##### RECORDS FOR PROCESSING #####
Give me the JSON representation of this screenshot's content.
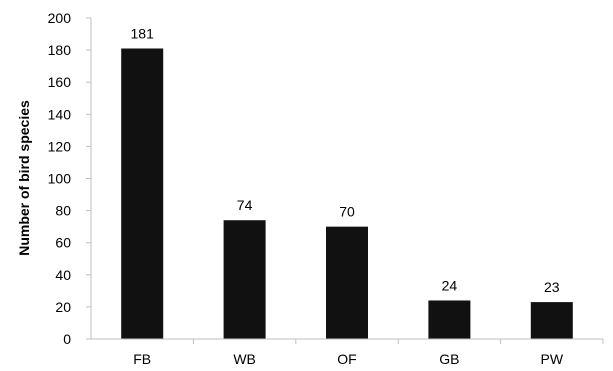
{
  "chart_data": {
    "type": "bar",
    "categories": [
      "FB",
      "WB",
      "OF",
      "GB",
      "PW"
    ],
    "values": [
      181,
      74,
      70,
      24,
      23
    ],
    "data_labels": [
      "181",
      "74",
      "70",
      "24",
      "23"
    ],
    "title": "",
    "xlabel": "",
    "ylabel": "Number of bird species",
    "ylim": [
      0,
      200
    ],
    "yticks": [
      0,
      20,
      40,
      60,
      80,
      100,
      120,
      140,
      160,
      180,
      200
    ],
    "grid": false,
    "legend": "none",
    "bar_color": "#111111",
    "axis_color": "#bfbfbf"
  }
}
#####
##### RECORDS FOR PROCESSING #####
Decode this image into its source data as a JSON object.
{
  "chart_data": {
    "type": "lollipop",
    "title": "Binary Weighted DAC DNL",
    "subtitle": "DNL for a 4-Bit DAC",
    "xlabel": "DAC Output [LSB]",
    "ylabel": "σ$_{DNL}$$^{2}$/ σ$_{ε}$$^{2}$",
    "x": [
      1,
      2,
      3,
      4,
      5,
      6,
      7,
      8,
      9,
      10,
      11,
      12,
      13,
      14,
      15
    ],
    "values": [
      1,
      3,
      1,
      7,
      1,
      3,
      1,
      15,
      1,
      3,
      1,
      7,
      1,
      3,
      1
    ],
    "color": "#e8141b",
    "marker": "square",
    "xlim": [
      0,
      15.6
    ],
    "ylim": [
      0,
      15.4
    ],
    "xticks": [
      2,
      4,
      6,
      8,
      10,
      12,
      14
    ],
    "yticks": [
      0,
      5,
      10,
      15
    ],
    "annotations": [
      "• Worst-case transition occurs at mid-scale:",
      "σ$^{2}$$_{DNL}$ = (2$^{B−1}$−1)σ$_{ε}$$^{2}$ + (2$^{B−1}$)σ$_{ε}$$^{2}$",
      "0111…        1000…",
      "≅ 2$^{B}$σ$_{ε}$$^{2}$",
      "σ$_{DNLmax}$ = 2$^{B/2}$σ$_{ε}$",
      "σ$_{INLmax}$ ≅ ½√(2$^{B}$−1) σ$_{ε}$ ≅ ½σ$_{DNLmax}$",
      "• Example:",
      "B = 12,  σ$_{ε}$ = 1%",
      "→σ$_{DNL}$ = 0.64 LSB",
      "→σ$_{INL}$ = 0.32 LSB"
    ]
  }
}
#####
**STATED TASK:**
Search the entries for "JSON" and copy out each line that has it.

**ANSWER TO THE TASK:**
Give me the JSON representation of this screenshot's content.
Decode this image into its source data as a JSON object.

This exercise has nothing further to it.